■ **SET PROBLEM**: Using the material that follows, identify and copy each line with the string "Stuarts".

■ **ENTRIES**:
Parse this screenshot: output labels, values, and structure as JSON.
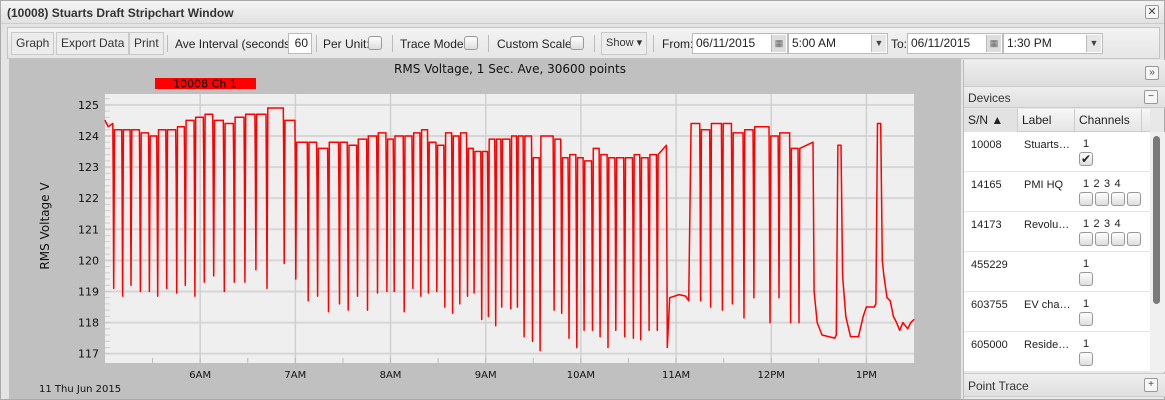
{
  "window": {
    "title": "(10008) Stuarts Draft Stripchart Window",
    "close_icon": "close-icon"
  },
  "toolbar": {
    "graph": "Graph",
    "export": "Export Data",
    "print": "Print",
    "ave_interval_label": "Ave Interval (seconds)",
    "ave_interval_value": "60",
    "per_unit_label": "Per Unit:",
    "per_unit_checked": false,
    "trace_mode_label": "Trace Mode:",
    "trace_mode_checked": false,
    "custom_scale_label": "Custom Scale:",
    "custom_scale_checked": false,
    "show": "Show ▾",
    "from_label": "From:",
    "from_date": "06/11/2015",
    "from_time": "5:00 AM",
    "to_label": "To:",
    "to_date": "06/11/2015",
    "to_time": "1:30 PM"
  },
  "chart_data": {
    "type": "line",
    "title": "RMS Voltage, 1 Sec. Ave, 30600 points",
    "ylabel": "RMS Voltage V",
    "date_label": "11 Thu Jun 2015",
    "ylim": [
      116.7,
      125.35
    ],
    "xlim": [
      "05:00:00",
      "13:30:00"
    ],
    "yticks": [
      "117",
      "118",
      "119",
      "120",
      "121",
      "122",
      "123",
      "124",
      "125"
    ],
    "xticks": [
      {
        "t": "06:00:00",
        "label": "6AM"
      },
      {
        "t": "07:00:00",
        "label": "7AM"
      },
      {
        "t": "08:00:00",
        "label": "8AM"
      },
      {
        "t": "09:00:00",
        "label": "9AM"
      },
      {
        "t": "10:00:00",
        "label": "10AM"
      },
      {
        "t": "11:00:00",
        "label": "11AM"
      },
      {
        "t": "12:00:00",
        "label": "12PM"
      },
      {
        "t": "13:00:00",
        "label": "1PM"
      }
    ],
    "grid": true,
    "legend": {
      "label": "10008 Ch 1",
      "position": "top-left"
    },
    "series_color": "#ff0000",
    "series": [
      {
        "name": "10008 Ch 1",
        "dips": [
          [
            "05:05:30",
            124.4,
            119.1
          ],
          [
            "05:11:06",
            124.2,
            118.85
          ],
          [
            "05:16:24",
            124.2,
            119.2
          ],
          [
            "05:22:18",
            124.2,
            119.0
          ],
          [
            "05:28:00",
            124.1,
            119.0
          ],
          [
            "05:33:12",
            124.0,
            118.85
          ],
          [
            "05:38:54",
            124.2,
            119.1
          ],
          [
            "05:45:12",
            124.2,
            118.95
          ],
          [
            "05:50:36",
            124.3,
            119.2
          ],
          [
            "05:56:42",
            124.5,
            118.85
          ],
          [
            "06:02:36",
            124.6,
            119.3
          ],
          [
            "06:08:30",
            124.7,
            119.5
          ],
          [
            "06:15:12",
            124.5,
            119.0
          ],
          [
            "06:21:30",
            124.4,
            119.3
          ],
          [
            "06:28:12",
            124.6,
            119.3
          ],
          [
            "06:35:06",
            124.7,
            119.7
          ],
          [
            "06:42:06",
            124.7,
            119.1
          ],
          [
            "06:53:00",
            124.9,
            119.9
          ],
          [
            "07:00:18",
            124.5,
            119.4
          ],
          [
            "07:08:06",
            123.8,
            118.7
          ],
          [
            "07:14:00",
            123.8,
            118.85
          ],
          [
            "07:20:54",
            123.6,
            118.35
          ],
          [
            "07:27:48",
            123.8,
            118.6
          ],
          [
            "07:33:18",
            123.8,
            118.4
          ],
          [
            "07:39:12",
            123.7,
            118.85
          ],
          [
            "07:45:30",
            123.9,
            118.4
          ],
          [
            "07:51:48",
            124.0,
            118.95
          ],
          [
            "07:57:42",
            124.1,
            119.0
          ],
          [
            "08:02:18",
            123.9,
            119.0
          ],
          [
            "08:08:36",
            124.0,
            118.35
          ],
          [
            "08:14:06",
            124.0,
            119.1
          ],
          [
            "08:19:06",
            124.1,
            118.85
          ],
          [
            "08:23:54",
            124.2,
            118.95
          ],
          [
            "08:29:12",
            123.8,
            119.0
          ],
          [
            "08:34:12",
            123.7,
            118.5
          ],
          [
            "08:39:06",
            124.1,
            118.3
          ],
          [
            "08:43:42",
            124.0,
            118.6
          ],
          [
            "08:48:30",
            124.1,
            118.85
          ],
          [
            "08:52:42",
            123.6,
            118.95
          ],
          [
            "08:57:30",
            123.5,
            118.1
          ],
          [
            "09:01:42",
            123.5,
            118.2
          ],
          [
            "09:06:18",
            123.9,
            117.9
          ],
          [
            "09:10:06",
            123.9,
            118.5
          ],
          [
            "09:15:48",
            123.9,
            118.45
          ],
          [
            "09:20:00",
            124.0,
            118.5
          ],
          [
            "09:24:12",
            124.0,
            117.55
          ],
          [
            "09:29:30",
            124.0,
            117.4
          ],
          [
            "09:34:18",
            123.3,
            117.1
          ],
          [
            "09:43:06",
            124.0,
            118.4
          ],
          [
            "09:47:54",
            123.9,
            118.3
          ],
          [
            "09:52:30",
            123.3,
            117.5
          ],
          [
            "09:57:24",
            123.4,
            117.2
          ],
          [
            "10:02:00",
            123.3,
            117.75
          ],
          [
            "10:07:18",
            123.2,
            117.75
          ],
          [
            "10:12:06",
            123.6,
            117.55
          ],
          [
            "10:17:06",
            123.4,
            117.2
          ],
          [
            "10:22:00",
            123.3,
            117.75
          ],
          [
            "10:27:36",
            123.3,
            117.55
          ],
          [
            "10:33:06",
            123.3,
            117.5
          ],
          [
            "10:37:42",
            123.4,
            117.45
          ],
          [
            "10:43:00",
            123.3,
            117.75
          ],
          [
            "10:48:12",
            123.4,
            117.75
          ],
          [
            "11:15:30",
            124.4,
            118.7
          ],
          [
            "11:21:48",
            124.2,
            118.5
          ],
          [
            "11:29:12",
            124.4,
            118.4
          ],
          [
            "11:35:30",
            124.4,
            118.6
          ],
          [
            "11:42:48",
            124.1,
            118.15
          ],
          [
            "11:49:06",
            124.2,
            118.8
          ],
          [
            "11:59:12",
            124.3,
            118.0
          ],
          [
            "12:04:54",
            124.0,
            118.8
          ],
          [
            "12:12:12",
            124.1,
            118.0
          ],
          [
            "12:17:30",
            123.6,
            118.0
          ]
        ],
        "points": [
          [
            "05:00:00",
            124.5
          ],
          [
            "05:02:00",
            124.3
          ],
          [
            "10:53:54",
            123.7
          ],
          [
            "10:54:30",
            117.2
          ],
          [
            "10:56:00",
            118.8
          ],
          [
            "11:02:00",
            118.9
          ],
          [
            "11:06:00",
            118.85
          ],
          [
            "11:08:00",
            118.7
          ],
          [
            "11:09:30",
            124.4
          ],
          [
            "12:26:18",
            123.8
          ],
          [
            "12:27:00",
            119.0
          ],
          [
            "12:29:00",
            118.0
          ],
          [
            "12:32:00",
            117.6
          ],
          [
            "12:40:00",
            117.5
          ],
          [
            "12:41:00",
            117.6
          ],
          [
            "12:42:00",
            123.7
          ],
          [
            "12:44:00",
            123.7
          ],
          [
            "12:45:00",
            119.5
          ],
          [
            "12:47:00",
            118.2
          ],
          [
            "12:50:00",
            117.55
          ],
          [
            "12:55:00",
            117.55
          ],
          [
            "12:58:00",
            118.2
          ],
          [
            "13:00:00",
            118.5
          ],
          [
            "13:05:00",
            118.5
          ],
          [
            "13:06:00",
            118.6
          ],
          [
            "13:07:00",
            124.4
          ],
          [
            "13:09:00",
            124.4
          ],
          [
            "13:10:00",
            120.0
          ],
          [
            "13:11:00",
            119.5
          ],
          [
            "13:13:00",
            118.8
          ],
          [
            "13:15:00",
            118.7
          ],
          [
            "13:17:00",
            118.2
          ],
          [
            "13:19:00",
            118.0
          ],
          [
            "13:21:00",
            117.75
          ],
          [
            "13:23:00",
            118.0
          ],
          [
            "13:26:00",
            117.8
          ],
          [
            "13:28:00",
            118.0
          ],
          [
            "13:30:00",
            118.1
          ]
        ]
      }
    ]
  },
  "panel": {
    "collapse_icon": "double-chevron-right-icon",
    "devices_title": "Devices",
    "columns": {
      "sn": "S/N ▲",
      "label": "Label",
      "channels": "Channels"
    },
    "devices": [
      {
        "sn": "10008",
        "label": "Stuarts…",
        "channels": [
          "1"
        ],
        "checked": [
          true
        ]
      },
      {
        "sn": "14165",
        "label": "PMI HQ",
        "channels": [
          "1",
          "2",
          "3",
          "4"
        ],
        "checked": [
          false,
          false,
          false,
          false
        ]
      },
      {
        "sn": "14173",
        "label": "Revolu…",
        "channels": [
          "1",
          "2",
          "3",
          "4"
        ],
        "checked": [
          false,
          false,
          false,
          false
        ]
      },
      {
        "sn": "455229",
        "label": "",
        "channels": [
          "1"
        ],
        "checked": [
          false
        ]
      },
      {
        "sn": "603755",
        "label": "EV cha…",
        "channels": [
          "1"
        ],
        "checked": [
          false
        ]
      },
      {
        "sn": "605000",
        "label": "Reside…",
        "channels": [
          "1"
        ],
        "checked": [
          false
        ]
      }
    ],
    "point_trace_title": "Point Trace"
  }
}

■ **COMPLETED EXERCISE**:
    "title": "(10008) Stuarts Draft Stripchart Window",
        "label": "Stuarts…",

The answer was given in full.